Task directions » Go through the listing and write out all of it exactly.

Excerpts from a figure dataset »
[Begin]

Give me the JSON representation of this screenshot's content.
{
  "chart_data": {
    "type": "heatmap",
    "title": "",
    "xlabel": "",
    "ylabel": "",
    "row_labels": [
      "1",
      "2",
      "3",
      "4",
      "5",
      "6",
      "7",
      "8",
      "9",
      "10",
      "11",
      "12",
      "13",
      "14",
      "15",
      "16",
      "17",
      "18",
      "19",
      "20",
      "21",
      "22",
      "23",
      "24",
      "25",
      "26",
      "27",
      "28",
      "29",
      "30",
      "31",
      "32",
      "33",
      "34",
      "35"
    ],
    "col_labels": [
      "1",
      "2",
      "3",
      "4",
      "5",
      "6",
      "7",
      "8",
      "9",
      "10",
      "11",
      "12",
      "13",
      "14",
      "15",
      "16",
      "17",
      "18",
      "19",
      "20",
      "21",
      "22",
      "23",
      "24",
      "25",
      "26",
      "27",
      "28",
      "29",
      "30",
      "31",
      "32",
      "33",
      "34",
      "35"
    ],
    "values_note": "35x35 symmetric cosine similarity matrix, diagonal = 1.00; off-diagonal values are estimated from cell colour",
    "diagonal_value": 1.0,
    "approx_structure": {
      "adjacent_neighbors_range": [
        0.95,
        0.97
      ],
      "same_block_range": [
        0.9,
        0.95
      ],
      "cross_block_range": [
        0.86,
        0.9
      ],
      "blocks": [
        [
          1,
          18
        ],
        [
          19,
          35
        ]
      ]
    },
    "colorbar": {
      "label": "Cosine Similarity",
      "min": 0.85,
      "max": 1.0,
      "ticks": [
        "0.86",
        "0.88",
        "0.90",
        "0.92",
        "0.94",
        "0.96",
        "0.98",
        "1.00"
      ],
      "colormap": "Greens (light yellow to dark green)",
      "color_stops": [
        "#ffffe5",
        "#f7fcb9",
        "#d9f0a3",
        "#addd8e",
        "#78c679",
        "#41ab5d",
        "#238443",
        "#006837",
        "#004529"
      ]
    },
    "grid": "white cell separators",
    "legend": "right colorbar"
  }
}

[End]

Solution to this exercise »
Give me the JSON representation of this screenshot's content.
{
  "chart_data": {
    "type": "heatmap",
    "title": "",
    "xlabel": "",
    "ylabel": "",
    "row_labels": [
      "1",
      "2",
      "3",
      "4",
      "5",
      "6",
      "7",
      "8",
      "9",
      "10",
      "11",
      "12",
      "13",
      "14",
      "15",
      "16",
      "17",
      "18",
      "19",
      "20",
      "21",
      "22",
      "23",
      "24",
      "25",
      "26",
      "27",
      "28",
      "29",
      "30",
      "31",
      "32",
      "33",
      "34",
      "35"
    ],
    "col_labels": [
      "1",
      "2",
      "3",
      "4",
      "5",
      "6",
      "7",
      "8",
      "9",
      "10",
      "11",
      "12",
      "13",
      "14",
      "15",
      "16",
      "17",
      "18",
      "19",
      "20",
      "21",
      "22",
      "23",
      "24",
      "25",
      "26",
      "27",
      "28",
      "29",
      "30",
      "31",
      "32",
      "33",
      "34",
      "35"
    ],
    "values_note": "35x35 symmetric cosine similarity matrix, diagonal = 1.00; off-diagonal values are estimated from cell colour",
    "diagonal_value": 1.0,
    "approx_structure": {
      "adjacent_neighbors_range": [
        0.95,
        0.97
      ],
      "same_block_range": [
        0.9,
        0.95
      ],
      "cross_block_range": [
        0.86,
        0.9
      ],
      "blocks": [
        [
          1,
          18
        ],
        [
          19,
          35
        ]
      ]
    },
    "colorbar": {
      "label": "Cosine Similarity",
      "min": 0.85,
      "max": 1.0,
      "ticks": [
        "0.86",
        "0.88",
        "0.90",
        "0.92",
        "0.94",
        "0.96",
        "0.98",
        "1.00"
      ],
      "colormap": "Greens (light yellow to dark green)",
      "color_stops": [
        "#ffffe5",
        "#f7fcb9",
        "#d9f0a3",
        "#addd8e",
        "#78c679",
        "#41ab5d",
        "#238443",
        "#006837",
        "#004529"
      ]
    },
    "grid": "white cell separators",
    "legend": "right colorbar"
  }
}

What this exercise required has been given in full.